**DATASET ROWS**.

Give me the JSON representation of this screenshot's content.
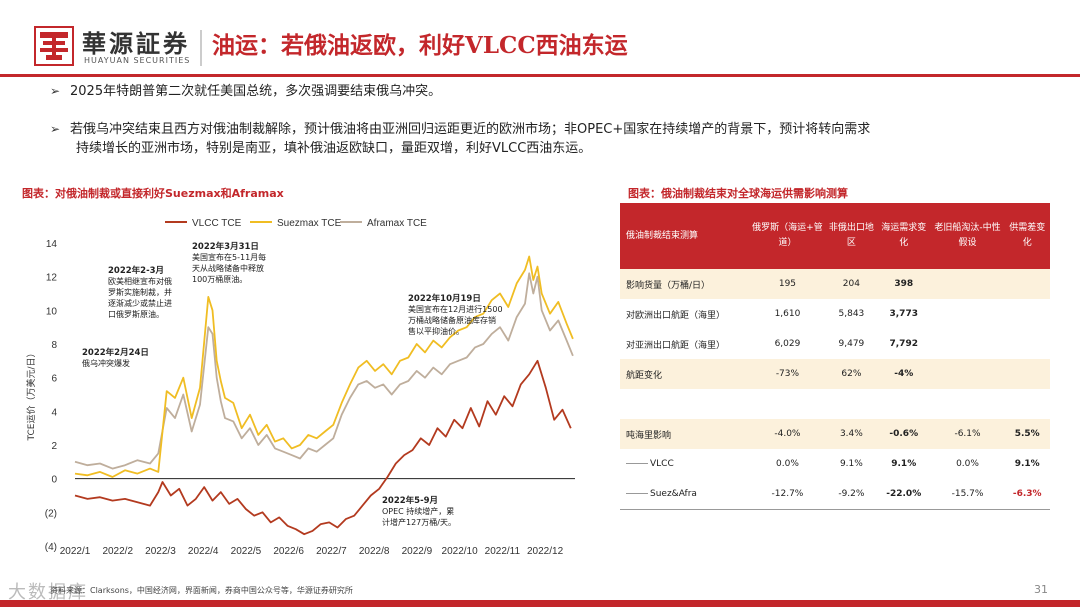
{
  "header": {
    "brand_cn": "華源証券",
    "brand_en": "HUAYUAN SECURITIES",
    "title": "油运：若俄油返欧，利好VLCC西油东运"
  },
  "bullets": [
    "2025年特朗普第二次就任美国总统，多次强调要结束俄乌冲突。",
    "若俄乌冲突结束且西方对俄油制裁解除，预计俄油将由亚洲回归运距更近的欧洲市场；非OPEC+国家在持续增产的背景下，预计将转向需求",
    "持续增长的亚洲市场，特别是南亚，填补俄油返欧缺口，量距双增，利好VLCC西油东运。"
  ],
  "chart_title": "图表：对俄油制裁或直接利好Suezmax和Aframax",
  "table_title": "图表：俄油制裁结束对全球海运供需影响测算",
  "chart_data": {
    "type": "line",
    "ylabel": "TCE运价（万美元/日）",
    "ylim": [
      -4,
      14
    ],
    "yticks": [
      {
        "v": 14,
        "label": "14"
      },
      {
        "v": 12,
        "label": "12"
      },
      {
        "v": 10,
        "label": "10"
      },
      {
        "v": 8,
        "label": "8"
      },
      {
        "v": 6,
        "label": "6"
      },
      {
        "v": 4,
        "label": "4"
      },
      {
        "v": 2,
        "label": "2"
      },
      {
        "v": 0,
        "label": "0"
      },
      {
        "v": -2,
        "label": "(2)"
      },
      {
        "v": -4,
        "label": "(4)"
      }
    ],
    "xlim": [
      0,
      12
    ],
    "xticks": [
      "2022/1",
      "2022/2",
      "2022/3",
      "2022/4",
      "2022/5",
      "2022/6",
      "2022/7",
      "2022/8",
      "2022/9",
      "2022/10",
      "2022/11",
      "2022/12"
    ],
    "series": [
      {
        "name": "VLCC TCE",
        "color": "#b33a1f",
        "x": [
          0,
          0.3,
          0.6,
          0.9,
          1.2,
          1.5,
          1.8,
          2.0,
          2.1,
          2.3,
          2.5,
          2.7,
          2.9,
          3.1,
          3.3,
          3.5,
          3.7,
          3.9,
          4.1,
          4.3,
          4.5,
          4.7,
          4.9,
          5.1,
          5.3,
          5.5,
          5.7,
          5.9,
          6.1,
          6.3,
          6.5,
          6.7,
          6.9,
          7.1,
          7.3,
          7.5,
          7.7,
          7.9,
          8.1,
          8.3,
          8.5,
          8.7,
          8.9,
          9.1,
          9.3,
          9.5,
          9.7,
          9.9,
          10.1,
          10.3,
          10.5,
          10.7,
          10.9,
          11.1,
          11.3,
          11.5,
          11.7,
          11.9
        ],
        "y": [
          -1.0,
          -1.2,
          -1.1,
          -1.3,
          -1.2,
          -1.4,
          -1.6,
          -0.8,
          -0.2,
          -1.0,
          -0.6,
          -1.6,
          -1.2,
          -0.5,
          -1.3,
          -0.8,
          -1.5,
          -1.2,
          -1.8,
          -2.2,
          -2.0,
          -2.6,
          -2.3,
          -2.8,
          -3.0,
          -3.3,
          -3.1,
          -2.7,
          -2.6,
          -2.9,
          -2.4,
          -2.2,
          -1.6,
          -1.0,
          -0.6,
          0.1,
          0.9,
          1.4,
          1.7,
          2.4,
          2.0,
          3.0,
          2.5,
          3.5,
          3.0,
          4.2,
          3.1,
          4.6,
          3.8,
          4.9,
          4.3,
          5.6,
          6.2,
          7.0,
          5.4,
          3.5,
          4.1,
          3.0
        ]
      },
      {
        "name": "Suezmax TCE",
        "color": "#f0bd23",
        "x": [
          0,
          0.3,
          0.6,
          0.9,
          1.2,
          1.5,
          1.8,
          2.0,
          2.2,
          2.4,
          2.6,
          2.8,
          3.0,
          3.2,
          3.3,
          3.4,
          3.5,
          3.6,
          3.8,
          4.0,
          4.2,
          4.4,
          4.6,
          4.8,
          5.0,
          5.2,
          5.4,
          5.6,
          5.8,
          6.0,
          6.2,
          6.4,
          6.6,
          6.8,
          7.0,
          7.2,
          7.4,
          7.6,
          7.8,
          8.0,
          8.2,
          8.4,
          8.6,
          8.8,
          9.0,
          9.2,
          9.4,
          9.6,
          9.8,
          10.0,
          10.2,
          10.4,
          10.6,
          10.8,
          10.9,
          11.0,
          11.1,
          11.2,
          11.4,
          11.6,
          11.8,
          11.95
        ],
        "y": [
          0.3,
          0.2,
          0.4,
          0.1,
          0.5,
          0.3,
          0.6,
          0.4,
          5.2,
          4.8,
          6.0,
          3.6,
          5.4,
          10.8,
          10.0,
          7.0,
          5.8,
          4.8,
          4.5,
          3.0,
          3.8,
          2.6,
          3.2,
          2.2,
          2.4,
          1.8,
          2.0,
          2.6,
          2.4,
          2.8,
          3.2,
          4.5,
          5.6,
          6.6,
          7.0,
          6.4,
          6.8,
          6.2,
          7.0,
          7.2,
          8.0,
          7.5,
          8.2,
          7.8,
          8.4,
          8.8,
          9.0,
          9.6,
          9.8,
          10.6,
          11.0,
          10.2,
          11.6,
          12.4,
          13.2,
          11.8,
          12.6,
          11.0,
          9.8,
          10.5,
          9.2,
          8.3
        ]
      },
      {
        "name": "Aframax TCE",
        "color": "#bfae9c",
        "x": [
          0,
          0.3,
          0.6,
          0.9,
          1.2,
          1.5,
          1.8,
          2.0,
          2.2,
          2.4,
          2.6,
          2.8,
          3.0,
          3.2,
          3.3,
          3.4,
          3.5,
          3.6,
          3.8,
          4.0,
          4.2,
          4.4,
          4.6,
          4.8,
          5.0,
          5.2,
          5.4,
          5.6,
          5.8,
          6.0,
          6.2,
          6.4,
          6.6,
          6.8,
          7.0,
          7.2,
          7.4,
          7.6,
          7.8,
          8.0,
          8.2,
          8.4,
          8.6,
          8.8,
          9.0,
          9.2,
          9.4,
          9.6,
          9.8,
          10.0,
          10.2,
          10.4,
          10.6,
          10.8,
          10.9,
          11.0,
          11.1,
          11.2,
          11.4,
          11.6,
          11.8,
          11.95
        ],
        "y": [
          1.0,
          0.8,
          0.9,
          0.6,
          0.8,
          1.1,
          0.9,
          1.5,
          4.2,
          3.6,
          5.0,
          2.8,
          4.4,
          9.0,
          8.6,
          6.0,
          4.6,
          3.6,
          3.4,
          2.4,
          3.0,
          2.0,
          2.6,
          1.8,
          1.6,
          1.4,
          1.2,
          1.8,
          1.6,
          2.0,
          2.4,
          3.8,
          4.8,
          5.6,
          5.8,
          5.4,
          5.6,
          5.0,
          5.6,
          5.8,
          6.4,
          6.0,
          6.6,
          6.2,
          6.8,
          7.0,
          7.2,
          7.8,
          8.0,
          8.6,
          9.0,
          8.2,
          9.6,
          10.4,
          12.2,
          11.0,
          12.0,
          10.0,
          8.8,
          9.4,
          8.2,
          7.3
        ]
      }
    ],
    "annotations": [
      {
        "lines": [
          "2022年3月31日",
          "美国宣布在5-11月每",
          "天从战略储备中释放",
          "100万桶原油。"
        ]
      },
      {
        "lines": [
          "2022年2-3月",
          "欧美相继宣布对俄",
          "罗斯实施制裁，并",
          "逐渐减少或禁止进",
          "口俄罗斯原油。"
        ]
      },
      {
        "lines": [
          "2022年2月24日",
          "俄乌冲突爆发"
        ]
      },
      {
        "lines": [
          "2022年10月19日",
          "美国宣布在12月进行1500",
          "万桶战略储备原油库存销",
          "售以平抑油价。"
        ]
      },
      {
        "lines": [
          "2022年5-9月",
          "OPEC 持续增产，累",
          "计增产127万桶/天。"
        ]
      }
    ]
  },
  "table": {
    "headers": [
      "俄油制裁结束测算",
      "俄罗斯（海运+管道）",
      "非俄出口地区",
      "海运需求变化",
      "老旧船淘汰-中性假设",
      "供需差变化"
    ],
    "rows": [
      {
        "cells": [
          "影响货量（万桶/日）",
          "195",
          "204",
          "398",
          "",
          ""
        ],
        "shade": true
      },
      {
        "cells": [
          "对欧洲出口航距（海里）",
          "1,610",
          "5,843",
          "3,773",
          "",
          ""
        ],
        "shade": false
      },
      {
        "cells": [
          "对亚洲出口航距（海里）",
          "6,029",
          "9,479",
          "7,792",
          "",
          ""
        ],
        "shade": false
      },
      {
        "cells": [
          "航距变化",
          "-73%",
          "62%",
          "-4%",
          "",
          ""
        ],
        "shade": true
      },
      {
        "cells": [
          "",
          "",
          "",
          "",
          "",
          ""
        ],
        "shade": false,
        "blank": true
      },
      {
        "cells": [
          "吨海里影响",
          "-4.0%",
          "3.4%",
          "-0.6%",
          "-6.1%",
          "5.5%"
        ],
        "shade": true
      },
      {
        "cells": [
          "VLCC",
          "0.0%",
          "9.1%",
          "9.1%",
          "0.0%",
          "9.1%"
        ],
        "shade": false,
        "swatch": true
      },
      {
        "cells": [
          "Suez&Afra",
          "-12.7%",
          "-9.2%",
          "-22.0%",
          "-15.7%",
          "-6.3%"
        ],
        "shade": false,
        "swatch": true
      }
    ]
  },
  "source": "资料来源：Clarksons，中国经济网，界面新闻，券商中国公众号等，华源证券研究所",
  "watermark": "大数据库",
  "page_number": "31",
  "colors": {
    "accent": "#c3272b",
    "table_shade": "#fcf1dc"
  }
}
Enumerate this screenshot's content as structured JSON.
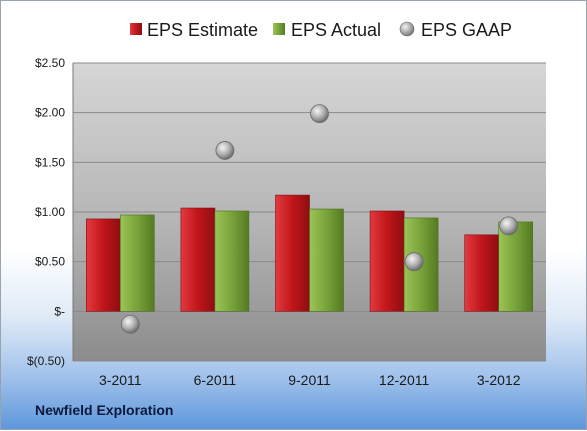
{
  "company": "Newfield Exploration",
  "chart_data": {
    "type": "bar",
    "categories": [
      "3-2011",
      "6-2011",
      "9-2011",
      "12-2011",
      "3-2012"
    ],
    "series": [
      {
        "name": "EPS Estimate",
        "kind": "bar",
        "color": "#c0161b",
        "values": [
          0.93,
          1.04,
          1.17,
          1.01,
          0.77
        ]
      },
      {
        "name": "EPS Actual",
        "kind": "bar",
        "color": "#78a33a",
        "values": [
          0.97,
          1.01,
          1.03,
          0.94,
          0.9
        ]
      },
      {
        "name": "EPS GAAP",
        "kind": "marker",
        "color": "#a6a6a6",
        "values": [
          -0.13,
          1.62,
          1.99,
          0.5,
          0.86
        ]
      }
    ],
    "ylim": [
      -0.5,
      2.5
    ],
    "yticks": [
      2.5,
      2.0,
      1.5,
      1.0,
      0.5,
      0,
      -0.5
    ],
    "ytick_labels": [
      "$2.50",
      "$2.00",
      "$1.50",
      "$1.00",
      "$0.50",
      "$-",
      "$(0.50)"
    ],
    "grid": true,
    "legend_position": "top"
  }
}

**PROBLEM TO SOLVE**. Gather up the lines that contain the word "this".

**WRITTEN REPLY**.
Give me the JSON representation of this screenshot's content.
Enumerate this screenshot's content as structured JSON.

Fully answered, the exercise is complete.